▸ PROMPT:
Write the listing below out again exactly, dropping the images.

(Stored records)
+ + + +
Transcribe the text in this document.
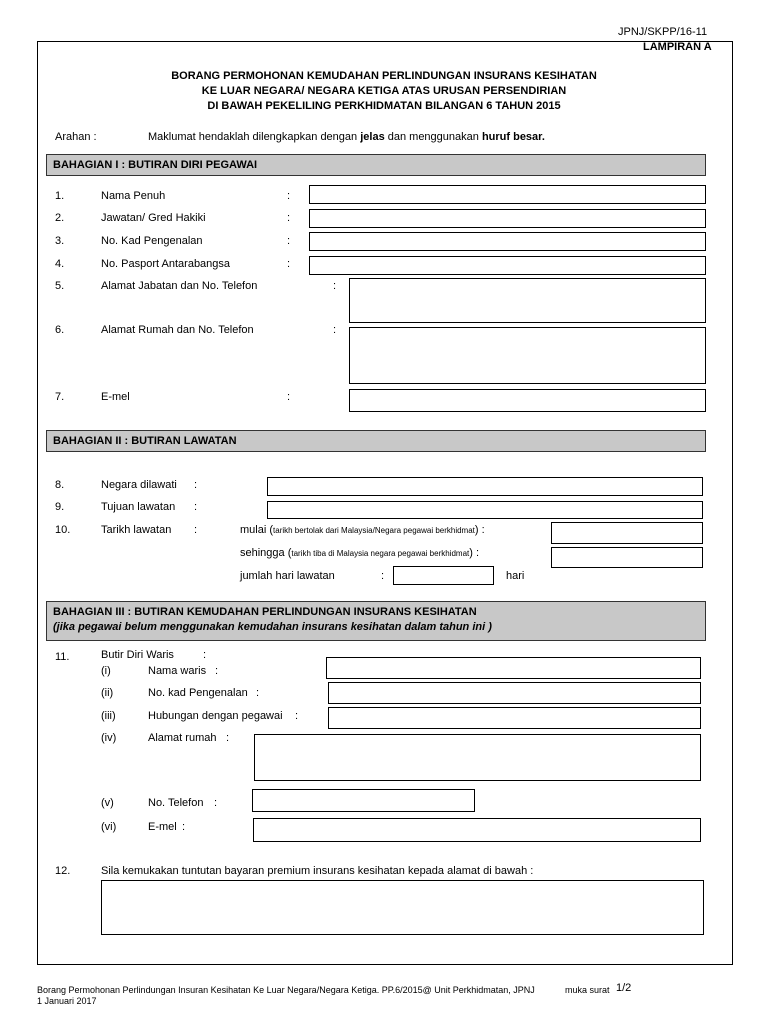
JPNJ/SKPP/16-11
LAMPIRAN A
BORANG PERMOHONAN KEMUDAHAN PERLINDUNGAN INSURANS KESIHATAN
KE LUAR NEGARA/ NEGARA KETIGA ATAS URUSAN PERSENDIRIAN
DI BAWAH PEKELILING PERKHIDMATAN BILANGAN 6 TAHUN 2015
Arahan :	Maklumat hendaklah dilengkapkan dengan jelas dan menggunakan huruf besar.
BAHAGIAN I : BUTIRAN DIRI PEGAWAI
1.	Nama Penuh	:
2.	Jawatan/ Gred Hakiki	:
3.	No. Kad Pengenalan	:
4.	No. Pasport Antarabangsa	:
5.	Alamat Jabatan dan No. Telefon	:
6.	Alamat Rumah dan No. Telefon	:
7.	E-mel	:
BAHAGIAN II : BUTIRAN LAWATAN
8.	Negara dilawati :
9.	Tujuan lawatan :
10.	Tarikh lawatan :	mulai (tarikh bertolak dari Malaysia/Negara pegawai berkhidmat) :
sehingga (tarikh tiba di Malaysia negara pegawai berkhidmat) :
jumlah hari lawatan	:	hari
BAHAGIAN III : BUTIRAN KEMUDAHAN PERLINDUNGAN INSURANS KESIHATAN
(jika pegawai belum menggunakan kemudahan insurans kesihatan dalam tahun ini )
11.	Butir Diri Waris	:
(i)	Nama waris :
(ii)	No. kad Pengenalan :
(iii)	Hubungan dengan pegawai :
(iv)	Alamat rumah :
(v)	No. Telefon :
(vi)	E-mel :
12.	Sila kemukakan tuntutan bayaran premium insurans kesihatan kepada alamat di bawah :
Borang Permohonan Perlindungan Insuran Kesihatan Ke Luar Negara/Negara Ketiga. PP.6/2015@ Unit Perkhidmatan, JPNJ
1 Januari 2017
muka surat 1/2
+ + + +
▸ THE OUTPUT:
Transcribe the text in this document.
JPNJ/SKPP/16-11
LAMPIRAN A
BORANG PERMOHONAN KEMUDAHAN PERLINDUNGAN INSURANS KESIHATAN
KE LUAR NEGARA/ NEGARA KETIGA ATAS URUSAN PERSENDIRIAN
DI BAWAH PEKELILING PERKHIDMATAN BILANGAN 6 TAHUN 2015
Arahan :	Maklumat hendaklah dilengkapkan dengan jelas dan menggunakan huruf besar.
BAHAGIAN I : BUTIRAN DIRI PEGAWAI
1.	Nama Penuh	:
2.	Jawatan/ Gred Hakiki	:
3.	No. Kad Pengenalan	:
4.	No. Pasport Antarabangsa	:
5.	Alamat Jabatan dan No. Telefon	:
6.	Alamat Rumah dan No. Telefon	:
7.	E-mel	:
BAHAGIAN II : BUTIRAN LAWATAN
8.	Negara dilawati :
9.	Tujuan lawatan :
10.	Tarikh lawatan :	mulai (tarikh bertolak dari Malaysia/Negara pegawai berkhidmat) :
sehingga (tarikh tiba di Malaysia negara pegawai berkhidmat) :
jumlah hari lawatan	:	hari
BAHAGIAN III : BUTIRAN KEMUDAHAN PERLINDUNGAN INSURANS KESIHATAN
(jika pegawai belum menggunakan kemudahan insurans kesihatan dalam tahun ini )
11.	Butir Diri Waris	:
(i)	Nama waris :
(ii)	No. kad Pengenalan :
(iii)	Hubungan dengan pegawai :
(iv)	Alamat rumah :
(v)	No. Telefon :
(vi)	E-mel :
12.	Sila kemukakan tuntutan bayaran premium insurans kesihatan kepada alamat di bawah :
Borang Permohonan Perlindungan Insuran Kesihatan Ke Luar Negara/Negara Ketiga. PP.6/2015@ Unit Perkhidmatan, JPNJ
1 Januari 2017
muka surat 1/2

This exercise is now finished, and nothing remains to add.